• _TASK STATEMENT_: Copy out every line that contains "text".

Recorded data:

=======

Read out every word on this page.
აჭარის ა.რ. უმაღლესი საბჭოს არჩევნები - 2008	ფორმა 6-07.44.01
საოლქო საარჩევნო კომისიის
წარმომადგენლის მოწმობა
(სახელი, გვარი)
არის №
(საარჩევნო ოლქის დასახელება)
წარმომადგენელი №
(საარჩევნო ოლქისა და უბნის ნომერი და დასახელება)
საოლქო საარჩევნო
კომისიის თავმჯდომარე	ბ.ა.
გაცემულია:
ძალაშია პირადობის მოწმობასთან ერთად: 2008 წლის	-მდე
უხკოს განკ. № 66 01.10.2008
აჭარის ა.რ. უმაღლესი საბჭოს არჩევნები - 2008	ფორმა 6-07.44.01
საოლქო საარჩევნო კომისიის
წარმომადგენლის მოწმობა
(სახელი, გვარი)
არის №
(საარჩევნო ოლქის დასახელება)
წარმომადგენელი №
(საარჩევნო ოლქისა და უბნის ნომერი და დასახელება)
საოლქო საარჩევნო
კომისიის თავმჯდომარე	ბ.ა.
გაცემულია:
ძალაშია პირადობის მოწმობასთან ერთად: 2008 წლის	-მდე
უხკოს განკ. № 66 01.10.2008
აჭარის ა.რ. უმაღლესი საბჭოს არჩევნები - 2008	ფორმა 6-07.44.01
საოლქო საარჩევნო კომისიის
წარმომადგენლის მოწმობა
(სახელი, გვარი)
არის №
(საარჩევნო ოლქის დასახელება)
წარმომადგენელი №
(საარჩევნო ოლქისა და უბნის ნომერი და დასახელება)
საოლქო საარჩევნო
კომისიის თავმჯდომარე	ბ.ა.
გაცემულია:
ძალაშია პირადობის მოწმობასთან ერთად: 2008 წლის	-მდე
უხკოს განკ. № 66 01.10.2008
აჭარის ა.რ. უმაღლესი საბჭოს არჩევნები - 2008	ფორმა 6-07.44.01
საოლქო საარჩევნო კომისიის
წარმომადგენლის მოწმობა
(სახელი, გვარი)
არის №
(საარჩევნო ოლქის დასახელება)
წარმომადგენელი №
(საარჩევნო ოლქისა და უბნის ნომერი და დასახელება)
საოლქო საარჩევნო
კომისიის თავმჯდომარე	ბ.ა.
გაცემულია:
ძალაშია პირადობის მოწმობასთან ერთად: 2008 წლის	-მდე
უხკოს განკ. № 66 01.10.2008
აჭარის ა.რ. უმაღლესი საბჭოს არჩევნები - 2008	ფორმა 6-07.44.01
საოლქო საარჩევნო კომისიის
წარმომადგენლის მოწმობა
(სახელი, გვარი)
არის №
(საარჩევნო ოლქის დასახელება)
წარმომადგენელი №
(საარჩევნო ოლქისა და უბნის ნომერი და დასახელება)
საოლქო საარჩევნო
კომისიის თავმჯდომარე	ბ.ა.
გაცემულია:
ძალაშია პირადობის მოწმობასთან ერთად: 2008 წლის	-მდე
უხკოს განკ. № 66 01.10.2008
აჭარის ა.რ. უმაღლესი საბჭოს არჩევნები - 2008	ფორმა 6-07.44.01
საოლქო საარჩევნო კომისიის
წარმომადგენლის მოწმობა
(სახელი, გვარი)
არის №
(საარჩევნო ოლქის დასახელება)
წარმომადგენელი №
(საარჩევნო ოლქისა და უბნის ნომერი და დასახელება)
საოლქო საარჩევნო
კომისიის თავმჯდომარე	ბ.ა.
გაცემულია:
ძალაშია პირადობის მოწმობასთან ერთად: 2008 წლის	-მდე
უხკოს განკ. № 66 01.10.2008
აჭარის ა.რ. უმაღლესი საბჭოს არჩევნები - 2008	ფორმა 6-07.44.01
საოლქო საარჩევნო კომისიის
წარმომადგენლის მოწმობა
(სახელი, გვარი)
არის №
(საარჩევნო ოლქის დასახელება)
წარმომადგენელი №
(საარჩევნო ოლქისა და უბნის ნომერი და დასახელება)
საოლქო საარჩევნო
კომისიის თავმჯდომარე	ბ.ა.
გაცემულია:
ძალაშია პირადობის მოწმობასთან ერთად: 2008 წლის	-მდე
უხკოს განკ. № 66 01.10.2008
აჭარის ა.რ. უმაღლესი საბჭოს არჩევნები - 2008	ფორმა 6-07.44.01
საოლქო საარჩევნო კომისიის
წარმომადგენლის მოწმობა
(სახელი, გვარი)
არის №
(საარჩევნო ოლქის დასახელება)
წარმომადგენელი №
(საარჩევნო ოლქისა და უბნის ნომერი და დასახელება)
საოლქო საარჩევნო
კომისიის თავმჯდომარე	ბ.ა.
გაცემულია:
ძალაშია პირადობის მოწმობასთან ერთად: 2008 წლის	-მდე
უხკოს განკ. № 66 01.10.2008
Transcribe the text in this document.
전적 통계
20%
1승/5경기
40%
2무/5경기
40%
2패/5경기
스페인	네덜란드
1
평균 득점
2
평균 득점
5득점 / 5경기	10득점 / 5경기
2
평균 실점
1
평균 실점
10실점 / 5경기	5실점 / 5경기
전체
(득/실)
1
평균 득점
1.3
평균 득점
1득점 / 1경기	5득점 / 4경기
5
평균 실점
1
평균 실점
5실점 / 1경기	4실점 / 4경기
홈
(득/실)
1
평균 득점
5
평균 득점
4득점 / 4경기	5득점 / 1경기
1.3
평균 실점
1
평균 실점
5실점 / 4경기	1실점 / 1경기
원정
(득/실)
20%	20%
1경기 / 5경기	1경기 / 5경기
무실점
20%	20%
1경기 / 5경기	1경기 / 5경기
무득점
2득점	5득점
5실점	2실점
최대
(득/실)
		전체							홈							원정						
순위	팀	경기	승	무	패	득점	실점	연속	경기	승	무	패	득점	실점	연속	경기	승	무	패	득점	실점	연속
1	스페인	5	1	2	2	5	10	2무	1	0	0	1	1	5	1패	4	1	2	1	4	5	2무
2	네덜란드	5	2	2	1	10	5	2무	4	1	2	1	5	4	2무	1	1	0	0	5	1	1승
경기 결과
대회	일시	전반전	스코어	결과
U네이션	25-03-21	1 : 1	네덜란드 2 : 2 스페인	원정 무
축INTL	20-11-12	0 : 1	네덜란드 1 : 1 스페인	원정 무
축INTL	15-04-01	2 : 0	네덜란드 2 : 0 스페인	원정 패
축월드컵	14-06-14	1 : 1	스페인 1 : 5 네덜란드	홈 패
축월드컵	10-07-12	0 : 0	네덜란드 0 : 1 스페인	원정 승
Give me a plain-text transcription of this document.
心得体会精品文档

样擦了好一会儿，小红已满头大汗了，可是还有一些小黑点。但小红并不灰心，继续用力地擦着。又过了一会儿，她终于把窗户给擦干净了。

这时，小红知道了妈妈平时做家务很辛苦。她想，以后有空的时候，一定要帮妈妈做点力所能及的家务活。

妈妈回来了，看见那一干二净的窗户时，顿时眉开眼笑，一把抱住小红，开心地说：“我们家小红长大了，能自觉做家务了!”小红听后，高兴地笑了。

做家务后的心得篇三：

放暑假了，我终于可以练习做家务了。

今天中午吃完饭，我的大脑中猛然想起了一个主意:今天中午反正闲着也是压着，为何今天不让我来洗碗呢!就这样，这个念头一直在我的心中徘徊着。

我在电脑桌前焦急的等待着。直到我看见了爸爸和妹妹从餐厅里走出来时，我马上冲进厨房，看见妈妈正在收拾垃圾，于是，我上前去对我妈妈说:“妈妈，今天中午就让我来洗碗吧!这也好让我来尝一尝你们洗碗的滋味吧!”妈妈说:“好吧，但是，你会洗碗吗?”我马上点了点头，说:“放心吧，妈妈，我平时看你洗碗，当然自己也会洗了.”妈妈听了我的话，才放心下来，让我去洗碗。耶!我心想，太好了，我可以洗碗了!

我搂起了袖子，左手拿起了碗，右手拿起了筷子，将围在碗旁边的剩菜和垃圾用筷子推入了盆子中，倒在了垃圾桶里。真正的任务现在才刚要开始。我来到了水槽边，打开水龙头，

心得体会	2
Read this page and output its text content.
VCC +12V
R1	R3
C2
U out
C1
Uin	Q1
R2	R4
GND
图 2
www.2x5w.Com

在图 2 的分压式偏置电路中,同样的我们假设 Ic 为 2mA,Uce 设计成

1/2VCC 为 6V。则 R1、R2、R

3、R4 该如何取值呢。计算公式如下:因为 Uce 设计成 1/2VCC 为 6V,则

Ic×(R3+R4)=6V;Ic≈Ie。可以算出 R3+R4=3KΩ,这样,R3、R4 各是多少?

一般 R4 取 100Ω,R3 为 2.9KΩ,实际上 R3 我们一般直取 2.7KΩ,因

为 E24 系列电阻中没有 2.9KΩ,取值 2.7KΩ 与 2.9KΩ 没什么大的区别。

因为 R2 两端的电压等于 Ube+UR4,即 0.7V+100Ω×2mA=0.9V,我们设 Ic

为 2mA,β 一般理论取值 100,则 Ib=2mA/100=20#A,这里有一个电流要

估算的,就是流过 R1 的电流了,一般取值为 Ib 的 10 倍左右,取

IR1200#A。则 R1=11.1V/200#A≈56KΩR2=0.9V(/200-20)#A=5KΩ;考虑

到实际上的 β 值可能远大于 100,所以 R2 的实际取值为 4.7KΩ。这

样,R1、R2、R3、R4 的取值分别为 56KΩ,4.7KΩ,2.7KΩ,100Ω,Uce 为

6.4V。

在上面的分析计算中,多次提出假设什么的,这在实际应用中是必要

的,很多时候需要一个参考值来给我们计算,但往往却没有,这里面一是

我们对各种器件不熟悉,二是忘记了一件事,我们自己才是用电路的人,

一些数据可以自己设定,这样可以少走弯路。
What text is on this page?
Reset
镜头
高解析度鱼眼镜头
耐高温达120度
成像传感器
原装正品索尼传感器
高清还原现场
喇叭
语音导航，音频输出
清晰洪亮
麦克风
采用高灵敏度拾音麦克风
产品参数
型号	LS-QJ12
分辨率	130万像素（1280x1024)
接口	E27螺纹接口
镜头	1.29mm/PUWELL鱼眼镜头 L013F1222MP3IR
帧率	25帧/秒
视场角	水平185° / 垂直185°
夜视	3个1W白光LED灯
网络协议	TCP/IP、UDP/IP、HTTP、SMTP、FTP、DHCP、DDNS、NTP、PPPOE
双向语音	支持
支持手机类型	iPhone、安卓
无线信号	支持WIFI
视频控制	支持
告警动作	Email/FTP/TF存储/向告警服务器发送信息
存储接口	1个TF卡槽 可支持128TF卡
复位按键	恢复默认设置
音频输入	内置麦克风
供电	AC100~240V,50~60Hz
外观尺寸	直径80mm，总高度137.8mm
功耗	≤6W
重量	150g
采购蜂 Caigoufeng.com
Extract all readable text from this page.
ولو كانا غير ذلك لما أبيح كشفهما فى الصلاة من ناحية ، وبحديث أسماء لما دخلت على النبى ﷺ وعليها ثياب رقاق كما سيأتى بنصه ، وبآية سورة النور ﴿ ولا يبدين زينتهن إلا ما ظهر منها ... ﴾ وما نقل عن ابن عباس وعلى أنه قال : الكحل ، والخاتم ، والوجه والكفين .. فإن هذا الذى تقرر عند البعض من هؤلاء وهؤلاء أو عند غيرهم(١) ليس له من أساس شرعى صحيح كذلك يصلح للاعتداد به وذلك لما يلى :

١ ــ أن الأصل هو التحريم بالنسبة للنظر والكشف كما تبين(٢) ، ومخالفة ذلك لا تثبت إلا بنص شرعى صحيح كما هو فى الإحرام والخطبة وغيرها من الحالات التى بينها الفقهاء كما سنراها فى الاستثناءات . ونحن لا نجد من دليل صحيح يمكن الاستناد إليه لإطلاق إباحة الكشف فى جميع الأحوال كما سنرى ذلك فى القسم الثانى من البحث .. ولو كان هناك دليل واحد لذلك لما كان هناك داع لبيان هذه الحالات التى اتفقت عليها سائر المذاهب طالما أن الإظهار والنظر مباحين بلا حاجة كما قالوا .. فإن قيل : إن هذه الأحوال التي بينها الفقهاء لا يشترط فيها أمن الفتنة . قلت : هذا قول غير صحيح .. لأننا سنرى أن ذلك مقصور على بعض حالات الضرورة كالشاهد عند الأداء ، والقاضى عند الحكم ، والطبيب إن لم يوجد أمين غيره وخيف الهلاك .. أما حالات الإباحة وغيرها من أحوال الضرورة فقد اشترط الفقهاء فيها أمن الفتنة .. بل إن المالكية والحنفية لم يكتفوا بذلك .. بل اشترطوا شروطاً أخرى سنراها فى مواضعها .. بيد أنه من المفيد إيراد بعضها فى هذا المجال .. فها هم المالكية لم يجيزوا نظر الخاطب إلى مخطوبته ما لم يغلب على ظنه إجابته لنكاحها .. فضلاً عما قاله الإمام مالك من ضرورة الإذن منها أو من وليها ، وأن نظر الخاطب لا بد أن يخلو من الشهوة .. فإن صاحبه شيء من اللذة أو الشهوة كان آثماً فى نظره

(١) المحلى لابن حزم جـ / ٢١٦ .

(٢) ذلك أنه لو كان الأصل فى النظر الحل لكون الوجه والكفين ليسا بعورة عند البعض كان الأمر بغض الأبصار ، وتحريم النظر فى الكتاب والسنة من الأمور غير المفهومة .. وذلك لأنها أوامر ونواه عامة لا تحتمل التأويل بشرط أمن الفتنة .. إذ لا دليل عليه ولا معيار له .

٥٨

=======

• _ANSWER IN FULL_:
Transcribe the text in this document.
Give me a plain-text transcription of this document.
Read this page and output its text content.
What text is on this page?
Extract all readable text from this page.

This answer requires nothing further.